**DATASET ENTRIES**
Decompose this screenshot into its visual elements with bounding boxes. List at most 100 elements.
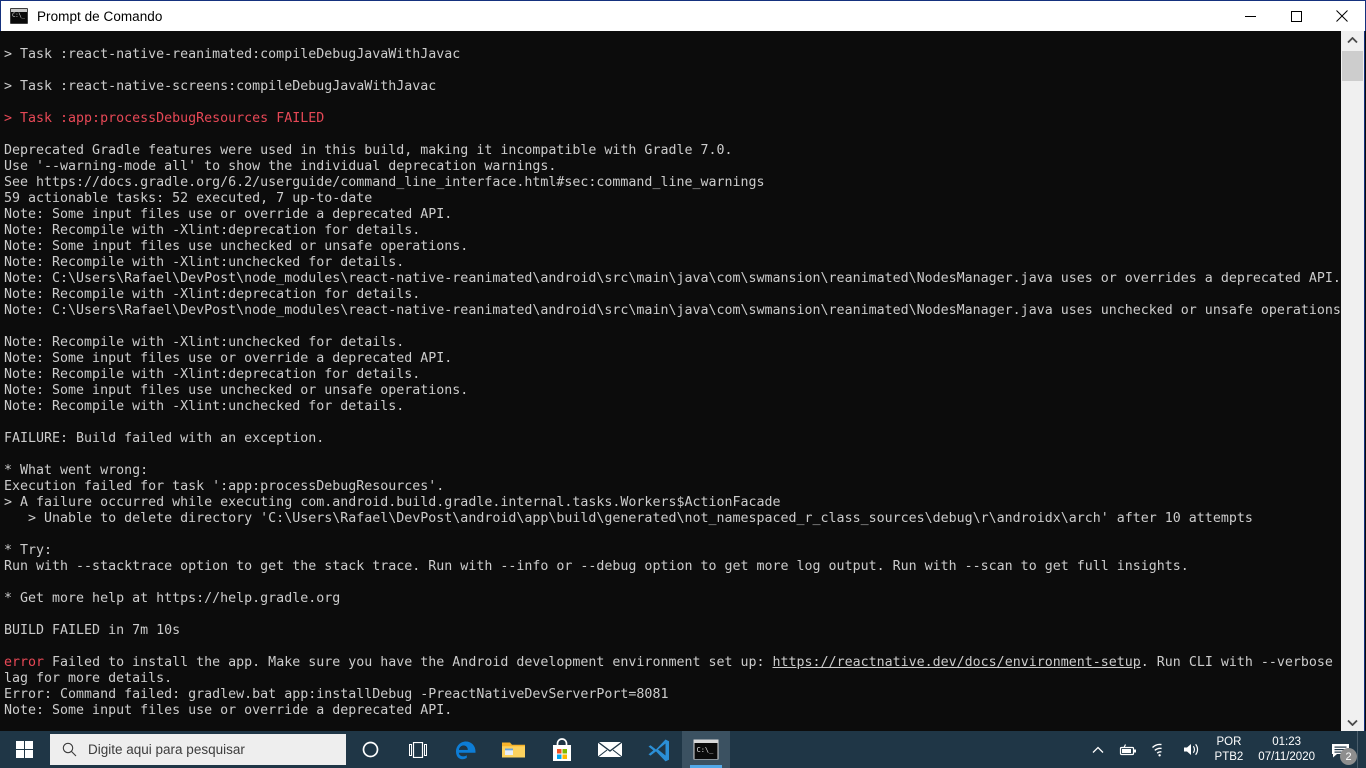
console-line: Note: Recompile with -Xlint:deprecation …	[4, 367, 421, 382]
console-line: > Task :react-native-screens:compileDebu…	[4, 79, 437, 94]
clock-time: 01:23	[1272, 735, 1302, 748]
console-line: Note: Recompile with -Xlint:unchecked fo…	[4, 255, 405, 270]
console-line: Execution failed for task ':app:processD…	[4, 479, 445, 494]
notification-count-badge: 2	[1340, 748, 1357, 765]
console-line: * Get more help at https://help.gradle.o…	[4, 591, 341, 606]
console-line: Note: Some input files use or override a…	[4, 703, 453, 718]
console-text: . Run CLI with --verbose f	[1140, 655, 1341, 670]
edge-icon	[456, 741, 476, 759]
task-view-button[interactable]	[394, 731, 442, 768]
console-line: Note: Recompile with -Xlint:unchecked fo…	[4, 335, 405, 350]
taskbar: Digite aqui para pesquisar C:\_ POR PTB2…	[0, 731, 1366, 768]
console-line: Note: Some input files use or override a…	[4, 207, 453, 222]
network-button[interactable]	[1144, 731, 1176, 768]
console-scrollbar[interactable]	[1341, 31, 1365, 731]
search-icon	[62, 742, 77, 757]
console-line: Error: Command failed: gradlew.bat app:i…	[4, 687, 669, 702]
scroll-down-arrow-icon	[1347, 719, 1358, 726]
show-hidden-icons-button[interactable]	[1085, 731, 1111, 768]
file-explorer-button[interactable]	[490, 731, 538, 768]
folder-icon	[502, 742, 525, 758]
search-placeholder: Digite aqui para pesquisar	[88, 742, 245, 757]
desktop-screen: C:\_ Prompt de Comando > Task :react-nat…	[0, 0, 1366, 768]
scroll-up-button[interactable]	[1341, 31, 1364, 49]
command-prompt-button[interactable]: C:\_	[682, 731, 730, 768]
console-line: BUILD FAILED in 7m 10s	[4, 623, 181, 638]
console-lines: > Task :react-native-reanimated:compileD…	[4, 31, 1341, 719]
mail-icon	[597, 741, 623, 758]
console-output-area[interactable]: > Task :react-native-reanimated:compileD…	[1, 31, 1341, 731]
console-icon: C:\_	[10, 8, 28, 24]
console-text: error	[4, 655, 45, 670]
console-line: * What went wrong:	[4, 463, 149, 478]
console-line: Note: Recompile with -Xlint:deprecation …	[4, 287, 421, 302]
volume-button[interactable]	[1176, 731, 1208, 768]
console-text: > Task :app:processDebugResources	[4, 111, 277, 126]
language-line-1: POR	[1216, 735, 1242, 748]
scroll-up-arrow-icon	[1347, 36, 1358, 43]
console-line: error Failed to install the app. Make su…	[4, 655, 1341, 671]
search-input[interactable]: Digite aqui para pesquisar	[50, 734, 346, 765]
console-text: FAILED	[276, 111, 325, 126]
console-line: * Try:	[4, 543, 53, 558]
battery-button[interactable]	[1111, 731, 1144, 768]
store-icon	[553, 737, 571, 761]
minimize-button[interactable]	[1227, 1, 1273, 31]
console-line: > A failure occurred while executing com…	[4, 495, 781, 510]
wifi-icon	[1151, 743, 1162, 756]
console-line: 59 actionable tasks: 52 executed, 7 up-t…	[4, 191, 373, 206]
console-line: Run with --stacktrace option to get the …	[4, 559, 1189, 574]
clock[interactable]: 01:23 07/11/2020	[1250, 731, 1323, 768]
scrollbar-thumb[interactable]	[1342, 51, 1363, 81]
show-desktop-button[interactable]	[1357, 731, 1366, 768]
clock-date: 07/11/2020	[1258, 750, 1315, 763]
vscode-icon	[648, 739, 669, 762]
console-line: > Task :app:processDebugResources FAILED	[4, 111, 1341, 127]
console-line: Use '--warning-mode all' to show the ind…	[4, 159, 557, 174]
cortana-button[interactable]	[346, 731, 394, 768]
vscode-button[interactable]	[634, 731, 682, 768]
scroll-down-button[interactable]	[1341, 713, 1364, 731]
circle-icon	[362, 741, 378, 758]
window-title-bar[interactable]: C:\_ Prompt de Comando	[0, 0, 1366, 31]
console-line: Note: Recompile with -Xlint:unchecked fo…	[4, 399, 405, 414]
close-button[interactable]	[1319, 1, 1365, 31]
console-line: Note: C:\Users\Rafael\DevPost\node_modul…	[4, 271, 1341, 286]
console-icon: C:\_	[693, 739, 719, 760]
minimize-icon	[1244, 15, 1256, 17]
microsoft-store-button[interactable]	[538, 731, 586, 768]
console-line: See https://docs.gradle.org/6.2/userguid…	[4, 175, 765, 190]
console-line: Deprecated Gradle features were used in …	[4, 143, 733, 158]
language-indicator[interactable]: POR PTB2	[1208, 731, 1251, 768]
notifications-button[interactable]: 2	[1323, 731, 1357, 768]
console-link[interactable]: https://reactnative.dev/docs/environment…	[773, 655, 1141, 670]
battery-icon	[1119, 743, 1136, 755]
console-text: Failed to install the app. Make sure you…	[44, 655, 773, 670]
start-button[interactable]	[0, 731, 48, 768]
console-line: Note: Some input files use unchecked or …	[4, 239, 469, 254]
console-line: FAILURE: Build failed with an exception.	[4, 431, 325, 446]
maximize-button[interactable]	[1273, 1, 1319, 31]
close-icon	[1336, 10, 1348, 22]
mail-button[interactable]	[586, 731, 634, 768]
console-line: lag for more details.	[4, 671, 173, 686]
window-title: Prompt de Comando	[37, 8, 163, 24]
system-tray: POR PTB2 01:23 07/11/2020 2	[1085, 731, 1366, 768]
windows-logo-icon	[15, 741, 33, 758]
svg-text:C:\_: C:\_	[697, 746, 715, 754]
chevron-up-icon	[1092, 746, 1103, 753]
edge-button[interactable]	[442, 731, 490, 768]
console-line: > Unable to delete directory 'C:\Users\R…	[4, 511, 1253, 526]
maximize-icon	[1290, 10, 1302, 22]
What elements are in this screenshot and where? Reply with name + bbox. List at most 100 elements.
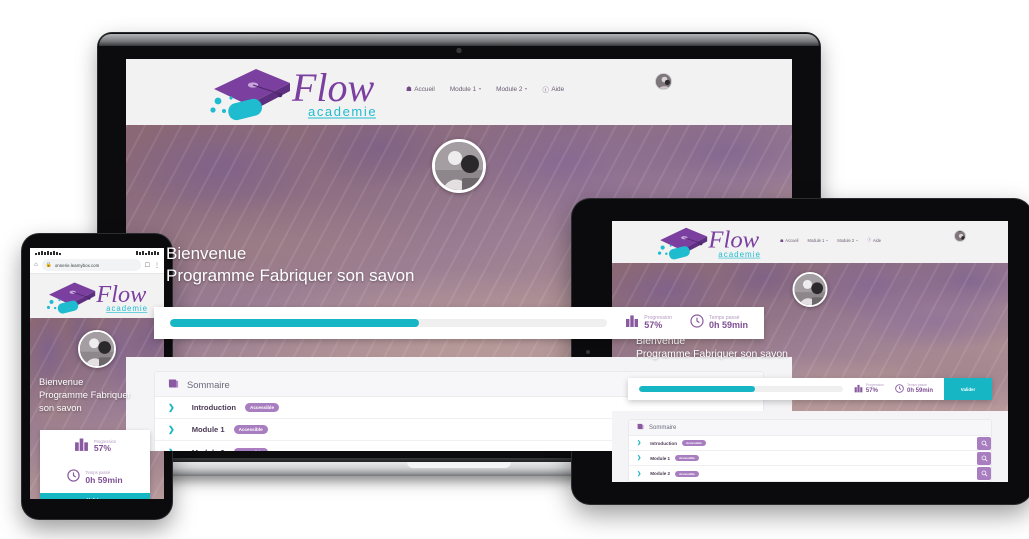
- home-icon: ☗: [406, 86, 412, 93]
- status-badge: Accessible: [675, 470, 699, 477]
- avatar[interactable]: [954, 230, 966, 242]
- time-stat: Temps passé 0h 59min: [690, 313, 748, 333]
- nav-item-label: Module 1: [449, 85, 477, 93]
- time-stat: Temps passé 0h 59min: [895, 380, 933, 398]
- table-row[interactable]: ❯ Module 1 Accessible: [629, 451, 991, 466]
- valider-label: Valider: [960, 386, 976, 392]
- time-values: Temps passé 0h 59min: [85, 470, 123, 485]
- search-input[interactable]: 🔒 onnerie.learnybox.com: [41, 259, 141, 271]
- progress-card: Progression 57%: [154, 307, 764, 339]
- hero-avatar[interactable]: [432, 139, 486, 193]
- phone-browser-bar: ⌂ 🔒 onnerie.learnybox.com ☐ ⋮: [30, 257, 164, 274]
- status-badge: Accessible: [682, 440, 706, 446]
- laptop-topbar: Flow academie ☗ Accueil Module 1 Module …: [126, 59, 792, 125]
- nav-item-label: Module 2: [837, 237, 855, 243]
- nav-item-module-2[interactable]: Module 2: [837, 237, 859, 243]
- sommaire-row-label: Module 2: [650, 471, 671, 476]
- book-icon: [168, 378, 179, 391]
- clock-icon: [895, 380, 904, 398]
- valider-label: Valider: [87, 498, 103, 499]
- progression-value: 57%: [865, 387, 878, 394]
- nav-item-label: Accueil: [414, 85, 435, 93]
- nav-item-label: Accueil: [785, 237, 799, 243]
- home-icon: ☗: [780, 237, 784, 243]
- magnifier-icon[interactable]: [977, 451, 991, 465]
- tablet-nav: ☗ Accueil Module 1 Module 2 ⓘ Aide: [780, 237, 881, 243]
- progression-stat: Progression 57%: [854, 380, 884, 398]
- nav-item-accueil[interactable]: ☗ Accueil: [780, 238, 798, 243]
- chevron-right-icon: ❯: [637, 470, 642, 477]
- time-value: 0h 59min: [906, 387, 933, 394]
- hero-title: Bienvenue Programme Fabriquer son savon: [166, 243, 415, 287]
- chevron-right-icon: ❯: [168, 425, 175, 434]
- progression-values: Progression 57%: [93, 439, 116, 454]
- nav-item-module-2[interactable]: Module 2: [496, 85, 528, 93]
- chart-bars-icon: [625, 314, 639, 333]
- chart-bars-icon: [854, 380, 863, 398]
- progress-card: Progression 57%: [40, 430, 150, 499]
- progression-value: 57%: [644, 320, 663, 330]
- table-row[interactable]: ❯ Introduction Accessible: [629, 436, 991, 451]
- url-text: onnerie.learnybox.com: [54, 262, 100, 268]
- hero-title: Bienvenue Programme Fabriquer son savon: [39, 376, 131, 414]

**GOAL**
In the rows spanning the line containing "- home-icon: ☗: [406, 86, 412, 93]" through the line containing "- phone-browser-bar: ⌂", change "time-stat" to "duration-stat" and reproduce only those lines, leaving everything else unchanged.

**ANSWER TO THIS PROBLEM**
- home-icon: ☗: [406, 86, 412, 93]
- status-badge: Accessible: [675, 470, 699, 477]
- avatar[interactable]: [954, 230, 966, 242]
- duration-stat: Temps passé 0h 59min: [690, 313, 748, 333]
- nav-item-label: Module 1: [449, 85, 477, 93]
- duration-stat: Temps passé 0h 59min: [895, 380, 933, 398]
- table-row[interactable]: ❯ Module 1 Accessible: [629, 451, 991, 466]
- valider-label: Valider: [960, 386, 976, 392]
- time-values: Temps passé 0h 59min: [85, 470, 123, 485]
- search-input[interactable]: 🔒 onnerie.learnybox.com: [41, 259, 141, 271]
- progress-card: Progression 57%: [154, 307, 764, 339]
- hero-avatar[interactable]: [432, 139, 486, 193]
- phone-browser-bar: ⌂ 🔒 onnerie.learnybox.com ☐ ⋮: [30, 257, 164, 274]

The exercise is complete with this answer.